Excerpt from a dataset
========

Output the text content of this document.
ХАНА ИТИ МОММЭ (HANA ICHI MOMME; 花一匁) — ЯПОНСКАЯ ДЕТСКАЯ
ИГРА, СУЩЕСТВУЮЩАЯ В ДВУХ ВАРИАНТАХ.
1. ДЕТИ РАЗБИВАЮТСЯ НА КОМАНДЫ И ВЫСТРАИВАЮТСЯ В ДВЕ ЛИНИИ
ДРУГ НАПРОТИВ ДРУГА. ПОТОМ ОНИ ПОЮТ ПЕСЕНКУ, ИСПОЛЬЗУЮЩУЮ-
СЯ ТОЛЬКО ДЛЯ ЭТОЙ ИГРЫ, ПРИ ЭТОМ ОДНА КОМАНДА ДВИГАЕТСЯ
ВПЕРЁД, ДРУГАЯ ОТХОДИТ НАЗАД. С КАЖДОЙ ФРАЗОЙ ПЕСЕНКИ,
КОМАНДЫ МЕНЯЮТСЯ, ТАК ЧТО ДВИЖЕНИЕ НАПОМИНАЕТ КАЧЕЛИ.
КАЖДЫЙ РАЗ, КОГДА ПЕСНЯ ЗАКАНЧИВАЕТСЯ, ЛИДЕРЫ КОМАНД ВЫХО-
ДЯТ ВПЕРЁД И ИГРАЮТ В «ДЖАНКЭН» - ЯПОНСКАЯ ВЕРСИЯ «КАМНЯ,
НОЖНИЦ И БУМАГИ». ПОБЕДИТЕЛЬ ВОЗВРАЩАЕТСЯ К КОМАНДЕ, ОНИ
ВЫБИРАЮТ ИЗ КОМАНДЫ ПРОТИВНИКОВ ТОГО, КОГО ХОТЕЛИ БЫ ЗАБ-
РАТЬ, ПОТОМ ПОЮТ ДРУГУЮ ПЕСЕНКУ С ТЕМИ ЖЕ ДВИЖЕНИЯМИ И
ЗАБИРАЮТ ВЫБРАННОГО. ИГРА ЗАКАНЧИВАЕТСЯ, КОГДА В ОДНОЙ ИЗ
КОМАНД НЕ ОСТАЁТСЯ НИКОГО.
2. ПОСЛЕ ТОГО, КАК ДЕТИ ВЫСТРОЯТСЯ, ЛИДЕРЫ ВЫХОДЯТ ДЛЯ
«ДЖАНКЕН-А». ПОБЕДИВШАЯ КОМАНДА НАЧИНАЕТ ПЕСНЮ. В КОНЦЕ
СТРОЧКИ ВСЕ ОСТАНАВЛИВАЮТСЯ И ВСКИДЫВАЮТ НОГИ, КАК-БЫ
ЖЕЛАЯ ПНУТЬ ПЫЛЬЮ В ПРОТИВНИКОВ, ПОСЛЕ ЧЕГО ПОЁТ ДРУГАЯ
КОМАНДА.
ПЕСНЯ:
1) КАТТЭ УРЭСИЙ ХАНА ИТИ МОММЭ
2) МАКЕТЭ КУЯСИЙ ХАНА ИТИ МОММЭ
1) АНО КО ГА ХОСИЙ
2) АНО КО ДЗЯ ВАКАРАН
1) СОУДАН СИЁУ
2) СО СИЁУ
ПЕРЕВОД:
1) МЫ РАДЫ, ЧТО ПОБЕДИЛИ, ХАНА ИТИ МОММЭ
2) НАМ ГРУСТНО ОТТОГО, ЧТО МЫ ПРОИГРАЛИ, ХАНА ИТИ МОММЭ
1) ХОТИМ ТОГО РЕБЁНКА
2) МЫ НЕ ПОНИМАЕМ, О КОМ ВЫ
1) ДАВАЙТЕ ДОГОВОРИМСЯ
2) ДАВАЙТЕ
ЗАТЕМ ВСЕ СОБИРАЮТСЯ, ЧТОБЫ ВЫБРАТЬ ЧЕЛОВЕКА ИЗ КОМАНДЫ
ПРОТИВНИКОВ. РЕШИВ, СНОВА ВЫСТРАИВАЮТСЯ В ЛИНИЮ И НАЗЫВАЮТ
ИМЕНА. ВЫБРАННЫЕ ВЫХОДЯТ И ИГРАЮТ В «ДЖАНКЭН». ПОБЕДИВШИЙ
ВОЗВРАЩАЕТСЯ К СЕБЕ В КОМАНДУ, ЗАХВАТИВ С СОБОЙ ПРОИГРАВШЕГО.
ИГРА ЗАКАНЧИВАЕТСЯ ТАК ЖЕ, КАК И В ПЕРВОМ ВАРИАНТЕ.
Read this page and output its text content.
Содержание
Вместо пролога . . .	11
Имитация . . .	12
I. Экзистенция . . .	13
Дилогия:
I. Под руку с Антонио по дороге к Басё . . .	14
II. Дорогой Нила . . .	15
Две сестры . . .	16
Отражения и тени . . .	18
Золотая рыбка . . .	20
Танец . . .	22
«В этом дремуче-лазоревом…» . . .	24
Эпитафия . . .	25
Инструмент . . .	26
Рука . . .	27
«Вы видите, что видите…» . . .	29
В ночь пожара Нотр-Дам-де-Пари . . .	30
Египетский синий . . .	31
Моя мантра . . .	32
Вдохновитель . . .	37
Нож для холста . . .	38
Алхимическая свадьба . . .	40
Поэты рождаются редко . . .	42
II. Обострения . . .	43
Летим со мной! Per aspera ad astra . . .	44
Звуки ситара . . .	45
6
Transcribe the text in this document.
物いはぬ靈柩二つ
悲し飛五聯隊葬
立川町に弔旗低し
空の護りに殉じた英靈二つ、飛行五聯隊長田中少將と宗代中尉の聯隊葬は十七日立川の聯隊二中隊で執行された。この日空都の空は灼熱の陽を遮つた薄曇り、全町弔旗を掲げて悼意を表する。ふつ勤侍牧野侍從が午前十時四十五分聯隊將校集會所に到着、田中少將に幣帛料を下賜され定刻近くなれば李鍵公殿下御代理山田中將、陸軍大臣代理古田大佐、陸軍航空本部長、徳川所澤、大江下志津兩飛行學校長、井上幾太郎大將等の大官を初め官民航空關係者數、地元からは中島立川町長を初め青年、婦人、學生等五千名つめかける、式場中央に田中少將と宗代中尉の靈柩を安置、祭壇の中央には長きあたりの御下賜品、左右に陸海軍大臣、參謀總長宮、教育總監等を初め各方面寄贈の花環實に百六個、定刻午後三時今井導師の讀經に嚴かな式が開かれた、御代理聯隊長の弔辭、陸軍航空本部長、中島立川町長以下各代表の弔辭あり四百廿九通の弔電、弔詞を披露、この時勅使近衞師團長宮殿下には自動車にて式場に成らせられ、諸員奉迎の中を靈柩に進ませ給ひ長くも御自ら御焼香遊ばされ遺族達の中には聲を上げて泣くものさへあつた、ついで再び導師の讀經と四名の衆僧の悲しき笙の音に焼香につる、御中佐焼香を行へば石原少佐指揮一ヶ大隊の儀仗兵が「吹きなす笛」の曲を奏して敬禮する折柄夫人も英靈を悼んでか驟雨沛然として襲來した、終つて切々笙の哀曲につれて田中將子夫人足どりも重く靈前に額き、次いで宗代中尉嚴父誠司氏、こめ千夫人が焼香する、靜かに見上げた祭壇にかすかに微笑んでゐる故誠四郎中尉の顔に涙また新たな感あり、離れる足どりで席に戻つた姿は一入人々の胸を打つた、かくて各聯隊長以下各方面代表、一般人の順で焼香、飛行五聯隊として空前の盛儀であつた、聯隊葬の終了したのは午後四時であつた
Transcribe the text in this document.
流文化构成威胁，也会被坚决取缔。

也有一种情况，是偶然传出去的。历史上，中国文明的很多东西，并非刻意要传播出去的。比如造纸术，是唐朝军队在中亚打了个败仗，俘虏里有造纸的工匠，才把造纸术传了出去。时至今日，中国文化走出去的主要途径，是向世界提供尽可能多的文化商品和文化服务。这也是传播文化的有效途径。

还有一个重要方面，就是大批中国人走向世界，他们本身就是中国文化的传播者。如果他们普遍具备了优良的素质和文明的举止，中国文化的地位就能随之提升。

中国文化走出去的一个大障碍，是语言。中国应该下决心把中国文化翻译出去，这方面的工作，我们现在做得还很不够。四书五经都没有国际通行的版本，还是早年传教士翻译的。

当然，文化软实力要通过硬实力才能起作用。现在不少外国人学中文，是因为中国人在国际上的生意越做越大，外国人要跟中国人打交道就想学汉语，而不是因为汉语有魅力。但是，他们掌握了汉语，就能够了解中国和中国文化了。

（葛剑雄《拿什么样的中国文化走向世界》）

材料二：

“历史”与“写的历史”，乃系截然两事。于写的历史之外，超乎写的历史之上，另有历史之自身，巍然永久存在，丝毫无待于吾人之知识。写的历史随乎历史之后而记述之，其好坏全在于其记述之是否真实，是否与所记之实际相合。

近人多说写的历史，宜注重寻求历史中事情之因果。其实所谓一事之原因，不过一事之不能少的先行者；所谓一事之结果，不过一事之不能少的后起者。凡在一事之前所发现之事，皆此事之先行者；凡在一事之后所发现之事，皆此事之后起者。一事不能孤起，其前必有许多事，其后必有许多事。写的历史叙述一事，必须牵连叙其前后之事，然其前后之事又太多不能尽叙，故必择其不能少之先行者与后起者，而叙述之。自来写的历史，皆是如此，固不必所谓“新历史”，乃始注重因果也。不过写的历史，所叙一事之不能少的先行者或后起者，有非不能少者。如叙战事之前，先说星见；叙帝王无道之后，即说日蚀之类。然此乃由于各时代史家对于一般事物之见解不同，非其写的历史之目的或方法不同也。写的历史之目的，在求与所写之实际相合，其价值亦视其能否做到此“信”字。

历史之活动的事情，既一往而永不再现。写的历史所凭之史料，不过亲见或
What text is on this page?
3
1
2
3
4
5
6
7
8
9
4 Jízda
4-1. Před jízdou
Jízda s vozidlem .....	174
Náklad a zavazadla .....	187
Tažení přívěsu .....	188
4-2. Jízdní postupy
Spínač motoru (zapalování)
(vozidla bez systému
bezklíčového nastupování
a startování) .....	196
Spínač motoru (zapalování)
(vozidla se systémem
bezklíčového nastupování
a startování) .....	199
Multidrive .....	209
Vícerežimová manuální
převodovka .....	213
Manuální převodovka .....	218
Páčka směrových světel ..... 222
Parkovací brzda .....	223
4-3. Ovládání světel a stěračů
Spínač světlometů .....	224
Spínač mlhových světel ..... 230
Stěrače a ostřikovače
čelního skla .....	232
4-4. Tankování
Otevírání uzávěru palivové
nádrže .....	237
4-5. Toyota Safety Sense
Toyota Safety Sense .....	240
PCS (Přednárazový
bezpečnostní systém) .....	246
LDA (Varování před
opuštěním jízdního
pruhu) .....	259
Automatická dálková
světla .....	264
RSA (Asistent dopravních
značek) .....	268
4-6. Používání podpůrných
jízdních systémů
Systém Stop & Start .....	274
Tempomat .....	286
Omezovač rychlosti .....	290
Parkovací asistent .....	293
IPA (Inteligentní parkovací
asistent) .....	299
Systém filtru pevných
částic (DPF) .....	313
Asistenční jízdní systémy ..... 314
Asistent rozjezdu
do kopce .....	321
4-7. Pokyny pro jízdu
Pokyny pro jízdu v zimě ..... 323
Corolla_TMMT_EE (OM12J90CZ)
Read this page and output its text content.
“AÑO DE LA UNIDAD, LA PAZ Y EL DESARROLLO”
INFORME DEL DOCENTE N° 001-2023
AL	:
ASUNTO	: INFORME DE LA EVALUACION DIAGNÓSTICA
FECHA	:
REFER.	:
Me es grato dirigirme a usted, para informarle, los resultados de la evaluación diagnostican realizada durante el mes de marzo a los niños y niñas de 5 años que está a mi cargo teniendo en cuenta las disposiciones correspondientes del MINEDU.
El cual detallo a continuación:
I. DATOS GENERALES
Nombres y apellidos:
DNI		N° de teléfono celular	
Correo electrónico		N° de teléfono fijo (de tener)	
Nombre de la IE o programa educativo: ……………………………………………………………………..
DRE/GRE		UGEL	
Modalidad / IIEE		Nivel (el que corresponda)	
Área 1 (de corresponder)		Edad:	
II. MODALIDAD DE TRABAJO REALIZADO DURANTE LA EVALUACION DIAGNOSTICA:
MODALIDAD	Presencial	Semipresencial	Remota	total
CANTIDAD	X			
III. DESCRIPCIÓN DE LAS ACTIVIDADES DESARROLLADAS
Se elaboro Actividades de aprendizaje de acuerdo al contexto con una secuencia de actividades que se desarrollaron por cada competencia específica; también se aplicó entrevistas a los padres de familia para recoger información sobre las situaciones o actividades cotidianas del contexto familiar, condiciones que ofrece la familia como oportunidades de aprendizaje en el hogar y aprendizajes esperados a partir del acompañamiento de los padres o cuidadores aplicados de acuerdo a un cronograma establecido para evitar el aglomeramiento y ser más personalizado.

========

#### Task brief
Report the number of lines above containing the word "ИГРАЮТ", with no other text.

#### Exercise response
2